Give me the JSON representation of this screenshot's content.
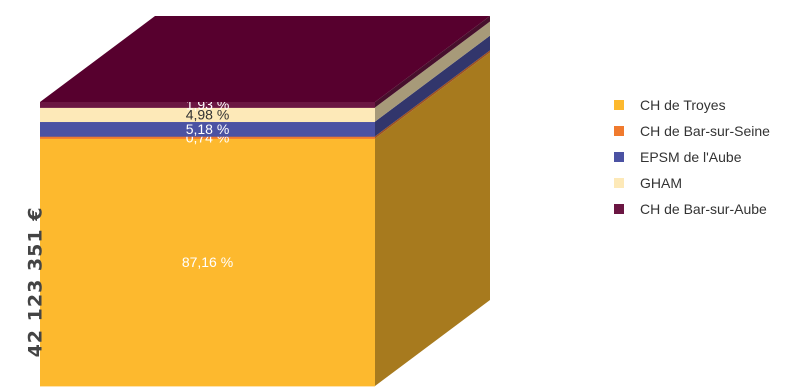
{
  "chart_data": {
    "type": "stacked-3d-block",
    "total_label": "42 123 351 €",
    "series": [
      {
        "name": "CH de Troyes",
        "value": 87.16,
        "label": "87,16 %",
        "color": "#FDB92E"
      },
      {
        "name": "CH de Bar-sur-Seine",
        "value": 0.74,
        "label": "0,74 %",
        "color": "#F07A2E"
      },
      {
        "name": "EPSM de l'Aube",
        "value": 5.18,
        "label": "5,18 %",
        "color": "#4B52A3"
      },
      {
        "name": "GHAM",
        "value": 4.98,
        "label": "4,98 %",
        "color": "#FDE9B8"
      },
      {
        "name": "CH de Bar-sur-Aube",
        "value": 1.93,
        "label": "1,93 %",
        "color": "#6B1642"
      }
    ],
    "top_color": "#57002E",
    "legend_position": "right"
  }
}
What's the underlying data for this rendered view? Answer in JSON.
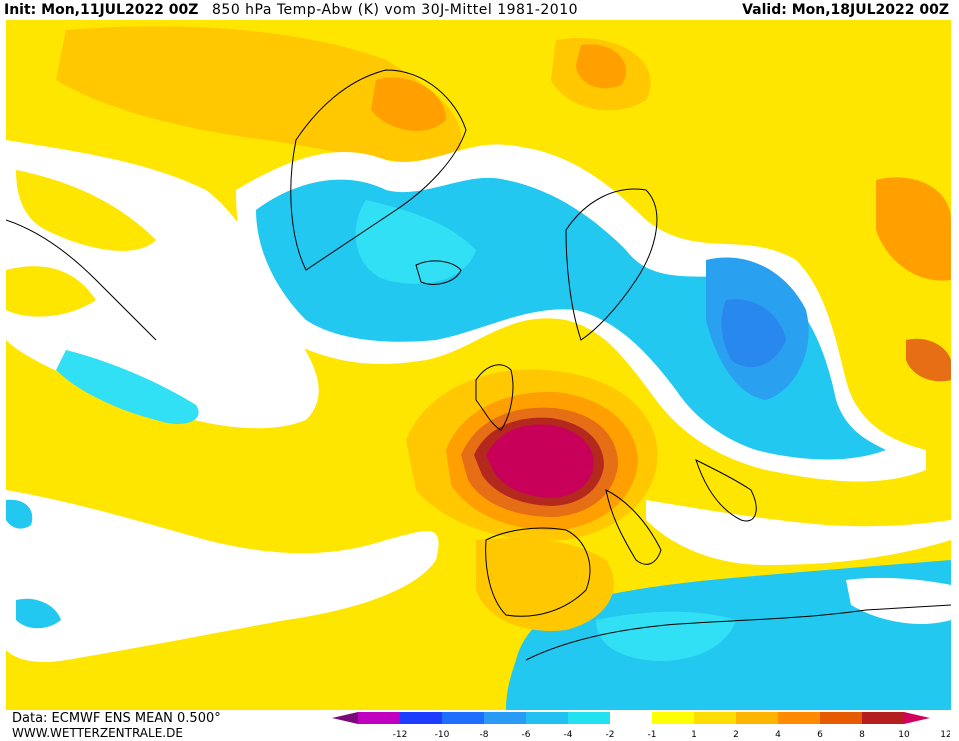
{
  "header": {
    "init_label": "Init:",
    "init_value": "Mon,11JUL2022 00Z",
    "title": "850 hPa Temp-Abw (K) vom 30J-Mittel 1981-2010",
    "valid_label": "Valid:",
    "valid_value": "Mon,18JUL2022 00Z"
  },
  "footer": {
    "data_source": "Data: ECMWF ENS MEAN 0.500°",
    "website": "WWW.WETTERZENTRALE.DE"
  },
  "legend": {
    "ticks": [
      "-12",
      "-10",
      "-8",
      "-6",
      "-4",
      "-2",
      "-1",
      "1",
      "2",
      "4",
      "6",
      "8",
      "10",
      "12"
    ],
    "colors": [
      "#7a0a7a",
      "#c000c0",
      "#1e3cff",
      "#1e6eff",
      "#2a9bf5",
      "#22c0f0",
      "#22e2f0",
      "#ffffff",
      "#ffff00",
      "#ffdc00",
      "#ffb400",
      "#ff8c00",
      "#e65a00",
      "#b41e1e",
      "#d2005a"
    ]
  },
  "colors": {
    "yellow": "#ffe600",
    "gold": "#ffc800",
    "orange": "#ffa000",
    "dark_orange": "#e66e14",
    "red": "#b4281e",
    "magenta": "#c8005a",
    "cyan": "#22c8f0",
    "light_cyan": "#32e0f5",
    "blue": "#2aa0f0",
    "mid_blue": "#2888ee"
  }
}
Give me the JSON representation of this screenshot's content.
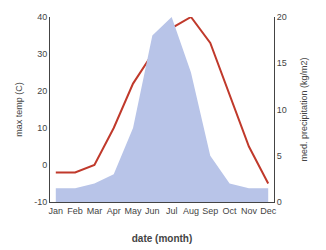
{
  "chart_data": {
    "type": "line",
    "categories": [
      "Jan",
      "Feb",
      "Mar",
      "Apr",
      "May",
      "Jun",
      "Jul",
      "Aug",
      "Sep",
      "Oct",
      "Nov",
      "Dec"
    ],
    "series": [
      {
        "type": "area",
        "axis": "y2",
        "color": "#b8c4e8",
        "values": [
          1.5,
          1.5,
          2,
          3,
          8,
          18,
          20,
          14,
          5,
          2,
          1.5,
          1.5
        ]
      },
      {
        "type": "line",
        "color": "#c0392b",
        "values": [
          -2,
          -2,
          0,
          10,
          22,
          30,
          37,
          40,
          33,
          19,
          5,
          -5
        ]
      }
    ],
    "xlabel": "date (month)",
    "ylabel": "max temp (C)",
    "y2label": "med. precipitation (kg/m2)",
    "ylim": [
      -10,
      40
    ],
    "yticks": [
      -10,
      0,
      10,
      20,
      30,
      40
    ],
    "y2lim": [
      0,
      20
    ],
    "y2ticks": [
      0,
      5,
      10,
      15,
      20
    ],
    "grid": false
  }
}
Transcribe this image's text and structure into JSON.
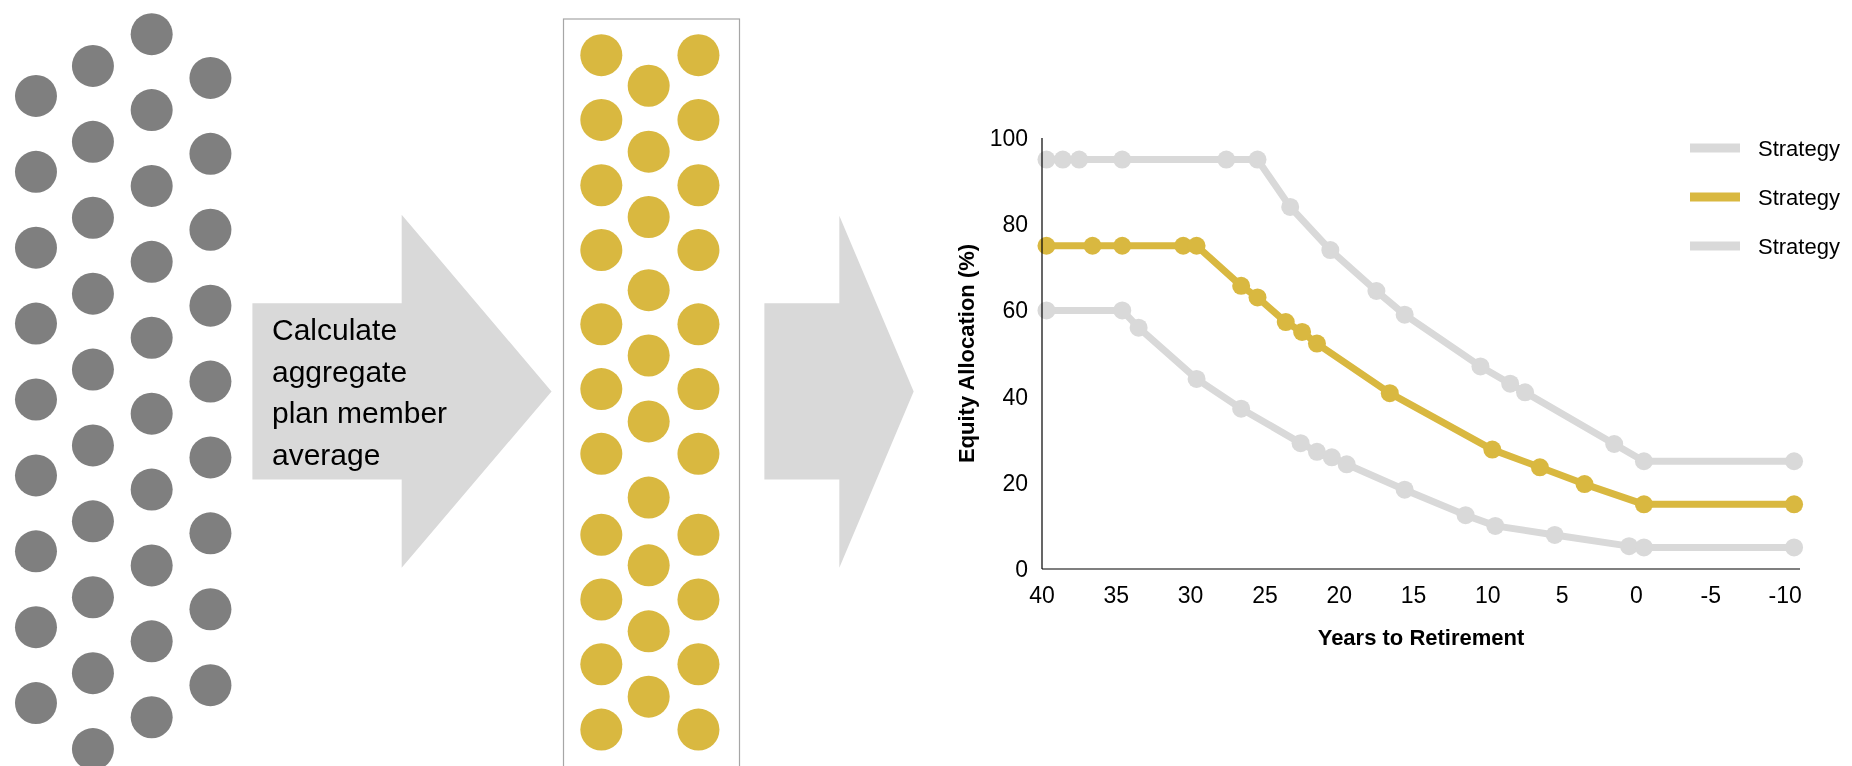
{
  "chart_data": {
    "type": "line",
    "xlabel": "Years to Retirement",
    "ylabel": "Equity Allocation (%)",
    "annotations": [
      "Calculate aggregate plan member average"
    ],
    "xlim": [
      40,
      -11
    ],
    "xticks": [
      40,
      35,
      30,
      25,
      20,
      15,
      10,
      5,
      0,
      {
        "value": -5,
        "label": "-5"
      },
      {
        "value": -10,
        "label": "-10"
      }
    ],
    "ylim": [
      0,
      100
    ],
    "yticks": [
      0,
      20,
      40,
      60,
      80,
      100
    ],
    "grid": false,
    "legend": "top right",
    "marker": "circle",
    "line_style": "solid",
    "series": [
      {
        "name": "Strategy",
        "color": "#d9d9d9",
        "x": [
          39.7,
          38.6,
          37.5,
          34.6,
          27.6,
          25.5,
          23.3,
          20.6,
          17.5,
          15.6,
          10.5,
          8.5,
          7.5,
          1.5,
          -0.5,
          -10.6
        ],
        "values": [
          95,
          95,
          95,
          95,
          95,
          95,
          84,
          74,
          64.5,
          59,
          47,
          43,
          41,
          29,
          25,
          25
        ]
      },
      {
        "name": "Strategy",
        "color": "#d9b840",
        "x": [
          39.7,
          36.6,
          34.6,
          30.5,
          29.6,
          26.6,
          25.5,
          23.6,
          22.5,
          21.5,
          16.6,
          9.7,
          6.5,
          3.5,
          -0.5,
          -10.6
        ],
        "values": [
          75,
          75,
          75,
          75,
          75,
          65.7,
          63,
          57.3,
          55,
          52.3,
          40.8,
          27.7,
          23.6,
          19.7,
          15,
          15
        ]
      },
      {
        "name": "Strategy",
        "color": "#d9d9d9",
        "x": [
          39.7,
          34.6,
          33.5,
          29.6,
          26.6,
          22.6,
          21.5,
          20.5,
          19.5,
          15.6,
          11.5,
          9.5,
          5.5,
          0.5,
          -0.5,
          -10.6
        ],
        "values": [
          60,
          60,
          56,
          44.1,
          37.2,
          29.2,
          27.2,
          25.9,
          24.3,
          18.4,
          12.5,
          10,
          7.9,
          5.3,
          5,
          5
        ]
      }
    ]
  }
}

= = = = =

How many lines in the records above contain the word "this"? Give only the number.

4